> **Aim of the exercise**
Copy, in full, each line of the material that holds the word "xinyuwenchuang".

> **Source material**
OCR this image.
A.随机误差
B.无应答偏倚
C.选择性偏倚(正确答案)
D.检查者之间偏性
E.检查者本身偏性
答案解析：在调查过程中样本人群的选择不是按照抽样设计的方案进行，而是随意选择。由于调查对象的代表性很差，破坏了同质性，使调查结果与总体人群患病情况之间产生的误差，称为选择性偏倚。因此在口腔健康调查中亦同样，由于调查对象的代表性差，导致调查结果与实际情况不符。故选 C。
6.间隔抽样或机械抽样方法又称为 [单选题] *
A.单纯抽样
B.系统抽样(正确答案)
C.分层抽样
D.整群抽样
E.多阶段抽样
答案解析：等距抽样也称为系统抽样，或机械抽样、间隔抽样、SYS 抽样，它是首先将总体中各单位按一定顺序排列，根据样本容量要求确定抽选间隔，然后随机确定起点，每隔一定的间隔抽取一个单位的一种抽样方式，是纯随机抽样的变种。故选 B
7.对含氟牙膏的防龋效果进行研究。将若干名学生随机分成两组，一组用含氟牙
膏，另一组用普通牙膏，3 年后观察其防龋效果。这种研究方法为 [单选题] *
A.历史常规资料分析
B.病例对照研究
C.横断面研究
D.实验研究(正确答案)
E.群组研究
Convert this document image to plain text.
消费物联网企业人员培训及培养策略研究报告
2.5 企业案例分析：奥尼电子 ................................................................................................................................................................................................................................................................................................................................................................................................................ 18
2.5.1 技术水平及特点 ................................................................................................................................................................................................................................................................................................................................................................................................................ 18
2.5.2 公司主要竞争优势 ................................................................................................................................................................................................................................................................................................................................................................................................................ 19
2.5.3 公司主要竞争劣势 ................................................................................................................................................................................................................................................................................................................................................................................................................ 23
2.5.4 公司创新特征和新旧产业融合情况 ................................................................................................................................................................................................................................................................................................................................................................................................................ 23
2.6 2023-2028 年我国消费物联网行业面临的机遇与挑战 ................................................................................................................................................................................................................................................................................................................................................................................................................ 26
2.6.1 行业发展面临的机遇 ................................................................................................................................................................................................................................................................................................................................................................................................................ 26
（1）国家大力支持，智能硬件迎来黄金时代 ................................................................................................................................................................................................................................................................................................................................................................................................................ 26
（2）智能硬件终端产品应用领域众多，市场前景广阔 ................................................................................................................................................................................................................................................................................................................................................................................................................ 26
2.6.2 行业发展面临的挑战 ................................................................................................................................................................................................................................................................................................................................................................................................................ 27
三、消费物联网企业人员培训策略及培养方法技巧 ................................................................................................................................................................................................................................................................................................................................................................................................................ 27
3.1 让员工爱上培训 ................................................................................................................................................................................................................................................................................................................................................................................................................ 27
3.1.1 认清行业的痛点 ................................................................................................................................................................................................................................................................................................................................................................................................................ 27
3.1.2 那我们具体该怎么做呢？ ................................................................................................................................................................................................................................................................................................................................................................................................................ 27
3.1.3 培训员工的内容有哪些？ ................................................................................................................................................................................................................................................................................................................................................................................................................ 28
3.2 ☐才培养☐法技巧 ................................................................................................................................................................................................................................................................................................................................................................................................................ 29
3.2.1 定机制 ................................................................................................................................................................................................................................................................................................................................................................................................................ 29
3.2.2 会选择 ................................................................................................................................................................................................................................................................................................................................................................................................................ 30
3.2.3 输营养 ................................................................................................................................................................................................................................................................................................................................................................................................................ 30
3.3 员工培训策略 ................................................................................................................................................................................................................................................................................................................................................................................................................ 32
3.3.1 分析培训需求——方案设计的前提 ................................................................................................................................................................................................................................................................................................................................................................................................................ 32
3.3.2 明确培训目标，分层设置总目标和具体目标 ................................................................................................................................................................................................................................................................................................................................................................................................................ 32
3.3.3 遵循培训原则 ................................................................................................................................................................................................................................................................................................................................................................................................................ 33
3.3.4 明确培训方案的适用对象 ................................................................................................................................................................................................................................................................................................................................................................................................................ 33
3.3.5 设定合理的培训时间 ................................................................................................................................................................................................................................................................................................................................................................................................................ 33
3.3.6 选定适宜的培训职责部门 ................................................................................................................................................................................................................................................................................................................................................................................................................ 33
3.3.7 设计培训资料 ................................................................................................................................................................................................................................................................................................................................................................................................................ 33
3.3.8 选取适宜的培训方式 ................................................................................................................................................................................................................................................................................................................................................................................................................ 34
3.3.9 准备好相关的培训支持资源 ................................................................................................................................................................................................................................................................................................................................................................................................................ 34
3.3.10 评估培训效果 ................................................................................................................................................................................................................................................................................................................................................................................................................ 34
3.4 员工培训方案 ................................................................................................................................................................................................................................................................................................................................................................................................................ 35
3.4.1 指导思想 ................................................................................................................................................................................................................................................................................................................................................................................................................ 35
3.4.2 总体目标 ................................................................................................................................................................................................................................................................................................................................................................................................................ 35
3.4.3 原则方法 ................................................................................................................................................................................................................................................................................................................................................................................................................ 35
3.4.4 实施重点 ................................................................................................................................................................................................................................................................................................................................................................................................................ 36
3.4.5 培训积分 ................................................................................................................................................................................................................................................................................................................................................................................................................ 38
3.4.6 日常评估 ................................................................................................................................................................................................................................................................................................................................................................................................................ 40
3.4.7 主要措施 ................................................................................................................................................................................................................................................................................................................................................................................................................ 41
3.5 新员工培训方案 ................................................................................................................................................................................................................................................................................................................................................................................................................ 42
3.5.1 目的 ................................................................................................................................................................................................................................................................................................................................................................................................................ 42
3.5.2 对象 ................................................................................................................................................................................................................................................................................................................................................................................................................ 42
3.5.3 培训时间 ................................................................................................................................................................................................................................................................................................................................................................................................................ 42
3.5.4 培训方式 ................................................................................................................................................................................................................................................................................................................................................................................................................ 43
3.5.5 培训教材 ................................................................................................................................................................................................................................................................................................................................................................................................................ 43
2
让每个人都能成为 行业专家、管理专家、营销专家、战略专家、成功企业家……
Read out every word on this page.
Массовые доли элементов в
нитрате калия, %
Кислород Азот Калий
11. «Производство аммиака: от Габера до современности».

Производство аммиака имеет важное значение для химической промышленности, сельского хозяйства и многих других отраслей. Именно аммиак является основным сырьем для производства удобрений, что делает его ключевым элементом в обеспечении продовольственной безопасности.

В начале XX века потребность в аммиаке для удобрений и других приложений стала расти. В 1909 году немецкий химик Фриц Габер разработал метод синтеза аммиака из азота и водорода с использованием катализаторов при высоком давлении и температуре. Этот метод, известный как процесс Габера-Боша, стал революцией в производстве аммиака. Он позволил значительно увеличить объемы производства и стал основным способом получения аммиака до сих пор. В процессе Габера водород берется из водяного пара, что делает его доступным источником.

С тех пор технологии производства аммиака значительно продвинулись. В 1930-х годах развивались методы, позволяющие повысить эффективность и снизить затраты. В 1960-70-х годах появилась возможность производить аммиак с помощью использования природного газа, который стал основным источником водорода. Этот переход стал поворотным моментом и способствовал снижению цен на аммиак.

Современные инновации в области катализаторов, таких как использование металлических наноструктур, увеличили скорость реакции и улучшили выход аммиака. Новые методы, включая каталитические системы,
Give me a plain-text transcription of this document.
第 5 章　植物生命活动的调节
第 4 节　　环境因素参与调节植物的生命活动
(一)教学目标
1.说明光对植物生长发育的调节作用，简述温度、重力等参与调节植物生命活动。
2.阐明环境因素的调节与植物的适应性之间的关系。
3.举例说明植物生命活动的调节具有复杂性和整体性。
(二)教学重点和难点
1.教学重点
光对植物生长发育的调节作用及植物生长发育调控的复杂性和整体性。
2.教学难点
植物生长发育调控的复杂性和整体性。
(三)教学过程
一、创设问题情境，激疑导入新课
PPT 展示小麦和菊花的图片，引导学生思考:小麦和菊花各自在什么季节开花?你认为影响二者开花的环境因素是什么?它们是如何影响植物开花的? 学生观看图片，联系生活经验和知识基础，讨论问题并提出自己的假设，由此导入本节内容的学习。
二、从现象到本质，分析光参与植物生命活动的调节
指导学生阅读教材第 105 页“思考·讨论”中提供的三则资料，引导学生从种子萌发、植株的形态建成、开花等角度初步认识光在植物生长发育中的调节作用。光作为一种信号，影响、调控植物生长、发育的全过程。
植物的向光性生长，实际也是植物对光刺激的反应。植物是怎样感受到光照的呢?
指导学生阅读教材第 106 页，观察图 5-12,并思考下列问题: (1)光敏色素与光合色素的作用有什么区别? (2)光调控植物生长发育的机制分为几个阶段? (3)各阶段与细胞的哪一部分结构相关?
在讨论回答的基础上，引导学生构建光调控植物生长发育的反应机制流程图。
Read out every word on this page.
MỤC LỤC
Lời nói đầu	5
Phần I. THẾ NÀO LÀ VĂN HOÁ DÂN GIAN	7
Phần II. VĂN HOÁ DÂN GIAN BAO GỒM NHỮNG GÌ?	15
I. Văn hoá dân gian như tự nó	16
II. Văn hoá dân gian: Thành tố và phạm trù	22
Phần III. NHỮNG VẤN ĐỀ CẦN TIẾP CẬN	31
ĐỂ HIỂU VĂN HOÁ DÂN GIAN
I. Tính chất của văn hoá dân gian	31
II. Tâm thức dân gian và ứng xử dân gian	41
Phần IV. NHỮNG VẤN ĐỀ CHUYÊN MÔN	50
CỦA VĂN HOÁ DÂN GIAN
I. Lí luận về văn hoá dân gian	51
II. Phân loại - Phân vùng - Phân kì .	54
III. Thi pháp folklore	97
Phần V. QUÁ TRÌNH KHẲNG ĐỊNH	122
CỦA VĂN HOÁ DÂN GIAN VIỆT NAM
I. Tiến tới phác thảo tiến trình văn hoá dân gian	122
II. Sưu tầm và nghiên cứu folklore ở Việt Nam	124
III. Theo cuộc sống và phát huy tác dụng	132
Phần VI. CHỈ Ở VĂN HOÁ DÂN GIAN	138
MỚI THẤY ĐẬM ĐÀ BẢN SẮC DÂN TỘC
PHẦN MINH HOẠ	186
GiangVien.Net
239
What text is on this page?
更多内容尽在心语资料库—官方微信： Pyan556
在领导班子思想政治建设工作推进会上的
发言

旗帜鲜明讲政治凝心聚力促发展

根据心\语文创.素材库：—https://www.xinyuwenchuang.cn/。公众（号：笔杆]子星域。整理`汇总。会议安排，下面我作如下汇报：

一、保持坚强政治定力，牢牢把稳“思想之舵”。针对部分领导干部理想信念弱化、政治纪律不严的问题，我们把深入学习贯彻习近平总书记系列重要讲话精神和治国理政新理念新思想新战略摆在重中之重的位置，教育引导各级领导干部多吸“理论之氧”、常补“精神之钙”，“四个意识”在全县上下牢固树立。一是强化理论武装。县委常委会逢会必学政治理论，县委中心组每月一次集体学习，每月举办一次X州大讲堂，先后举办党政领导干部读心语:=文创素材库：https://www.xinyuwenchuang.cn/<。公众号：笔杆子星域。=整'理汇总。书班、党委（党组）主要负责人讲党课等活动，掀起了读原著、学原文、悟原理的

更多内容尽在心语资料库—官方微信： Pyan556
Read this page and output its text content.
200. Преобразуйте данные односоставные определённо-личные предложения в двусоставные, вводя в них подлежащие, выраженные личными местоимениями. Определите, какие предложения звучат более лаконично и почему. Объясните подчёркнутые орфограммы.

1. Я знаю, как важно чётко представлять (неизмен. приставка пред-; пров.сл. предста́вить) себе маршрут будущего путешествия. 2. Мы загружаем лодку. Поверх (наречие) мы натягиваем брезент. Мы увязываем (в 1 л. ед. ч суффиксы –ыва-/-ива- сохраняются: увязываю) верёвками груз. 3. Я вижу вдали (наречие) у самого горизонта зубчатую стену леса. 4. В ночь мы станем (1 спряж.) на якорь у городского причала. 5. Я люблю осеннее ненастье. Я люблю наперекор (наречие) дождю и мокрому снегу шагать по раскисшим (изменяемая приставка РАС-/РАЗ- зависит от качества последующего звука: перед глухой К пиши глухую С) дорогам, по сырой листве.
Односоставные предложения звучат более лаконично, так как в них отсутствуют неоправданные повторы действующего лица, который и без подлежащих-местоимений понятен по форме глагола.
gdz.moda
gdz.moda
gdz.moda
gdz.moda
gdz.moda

> **Finished task**
根据心\语文创.素材库：—https://www.xinyuwenchuang.cn/。公众（号：笔杆]子星域。整理`汇总。会议安排，下面我作如下汇报：
一、保持坚强政治定力，牢牢把稳“思想之舵”。针对部分领导干部理想信念弱化、政治纪律不严的问题，我们把深入学习贯彻习近平总书记系列重要讲话精神和治国理政新理念新思想新战略摆在重中之重的位置，教育引导各级领导干部多吸“理论之氧”、常补“精神之钙”，“四个意识”在全县上下牢固树立。一是强化理论武装。县委常委会逢会必学政治理论，县委中心组每月一次集体学习，每月举办一次X州大讲堂，先后举办党政领导干部读心语:=文创素材库：https://www.xinyuwenchuang.cn/<。公众号：笔杆子星域。=整'理汇总。书班、党委（党组）主要负责人讲党课等活动，掀起了读原著、学原文、悟原理的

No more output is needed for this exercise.